What is being asked: Using the listing below, copy every line that mentions "melihat".

[Start]

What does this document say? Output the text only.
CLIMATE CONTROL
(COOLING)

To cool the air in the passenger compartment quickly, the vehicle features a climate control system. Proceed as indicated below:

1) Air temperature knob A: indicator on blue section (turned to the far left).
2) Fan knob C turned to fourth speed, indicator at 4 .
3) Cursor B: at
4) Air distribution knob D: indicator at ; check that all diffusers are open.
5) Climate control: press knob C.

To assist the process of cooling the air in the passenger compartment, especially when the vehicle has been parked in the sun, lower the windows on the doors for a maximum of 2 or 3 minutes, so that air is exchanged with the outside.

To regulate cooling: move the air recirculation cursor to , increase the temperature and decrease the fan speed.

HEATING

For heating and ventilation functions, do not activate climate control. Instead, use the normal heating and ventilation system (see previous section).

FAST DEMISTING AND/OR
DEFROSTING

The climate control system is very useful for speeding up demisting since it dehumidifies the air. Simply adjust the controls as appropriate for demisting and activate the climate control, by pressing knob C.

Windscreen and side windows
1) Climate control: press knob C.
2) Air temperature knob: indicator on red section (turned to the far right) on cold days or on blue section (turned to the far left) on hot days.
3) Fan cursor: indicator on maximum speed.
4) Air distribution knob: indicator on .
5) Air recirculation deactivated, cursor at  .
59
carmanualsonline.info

[End]
[Start]

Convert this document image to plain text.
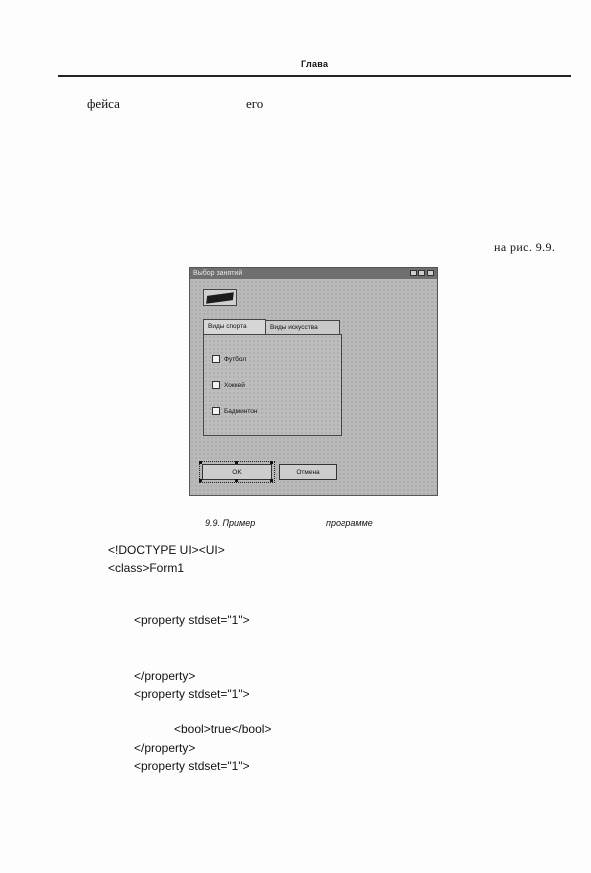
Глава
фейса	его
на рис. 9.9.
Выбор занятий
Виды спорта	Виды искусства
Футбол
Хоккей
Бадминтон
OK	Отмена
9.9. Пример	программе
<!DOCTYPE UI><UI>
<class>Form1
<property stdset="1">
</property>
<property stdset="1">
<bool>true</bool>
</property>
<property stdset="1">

[End]
[Start]

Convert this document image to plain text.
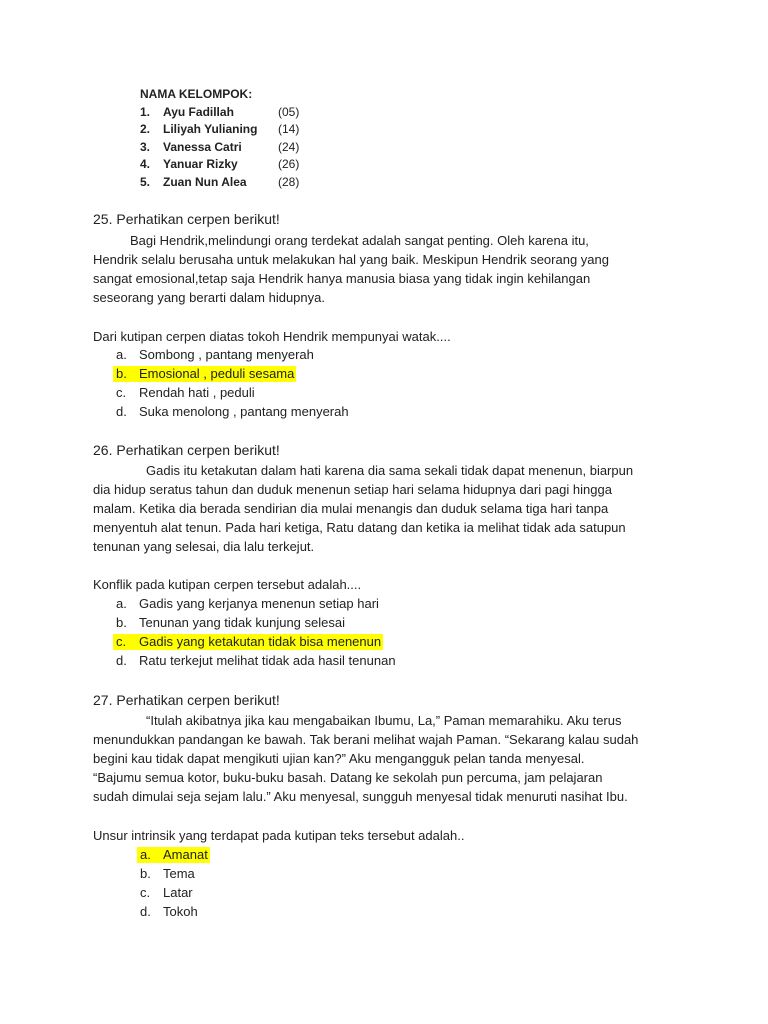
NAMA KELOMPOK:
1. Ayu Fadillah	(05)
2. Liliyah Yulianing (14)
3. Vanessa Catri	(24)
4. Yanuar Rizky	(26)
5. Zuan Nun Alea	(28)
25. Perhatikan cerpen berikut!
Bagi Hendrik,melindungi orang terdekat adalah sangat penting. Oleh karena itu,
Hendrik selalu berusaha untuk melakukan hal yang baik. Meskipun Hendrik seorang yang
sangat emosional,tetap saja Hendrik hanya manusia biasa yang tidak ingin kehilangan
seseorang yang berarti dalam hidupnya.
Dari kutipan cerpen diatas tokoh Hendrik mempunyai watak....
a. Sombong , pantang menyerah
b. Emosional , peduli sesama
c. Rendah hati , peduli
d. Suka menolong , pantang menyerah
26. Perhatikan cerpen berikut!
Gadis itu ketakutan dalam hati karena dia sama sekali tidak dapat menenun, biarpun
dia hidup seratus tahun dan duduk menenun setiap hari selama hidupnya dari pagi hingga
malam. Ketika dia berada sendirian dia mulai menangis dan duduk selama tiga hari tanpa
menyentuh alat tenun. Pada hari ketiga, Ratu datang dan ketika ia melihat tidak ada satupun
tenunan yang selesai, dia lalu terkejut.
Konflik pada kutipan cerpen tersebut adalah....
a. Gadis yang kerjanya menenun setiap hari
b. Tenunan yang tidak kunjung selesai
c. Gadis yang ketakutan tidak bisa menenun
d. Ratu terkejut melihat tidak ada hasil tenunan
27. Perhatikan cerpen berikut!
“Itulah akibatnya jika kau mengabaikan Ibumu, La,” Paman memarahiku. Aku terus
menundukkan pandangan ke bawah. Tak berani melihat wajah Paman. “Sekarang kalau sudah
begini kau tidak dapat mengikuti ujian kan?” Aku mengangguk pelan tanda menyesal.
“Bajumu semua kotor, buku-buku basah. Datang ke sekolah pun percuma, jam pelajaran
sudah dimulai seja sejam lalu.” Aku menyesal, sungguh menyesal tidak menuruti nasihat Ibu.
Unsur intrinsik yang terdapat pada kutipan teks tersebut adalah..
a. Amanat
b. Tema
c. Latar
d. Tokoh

[End]

Solution for this task:
menyentuh alat tenun. Pada hari ketiga, Ratu datang dan ketika ia melihat tidak ada satupun
d. Ratu terkejut melihat tidak ada hasil tenunan
menundukkan pandangan ke bawah. Tak berani melihat wajah Paman. “Sekarang kalau sudah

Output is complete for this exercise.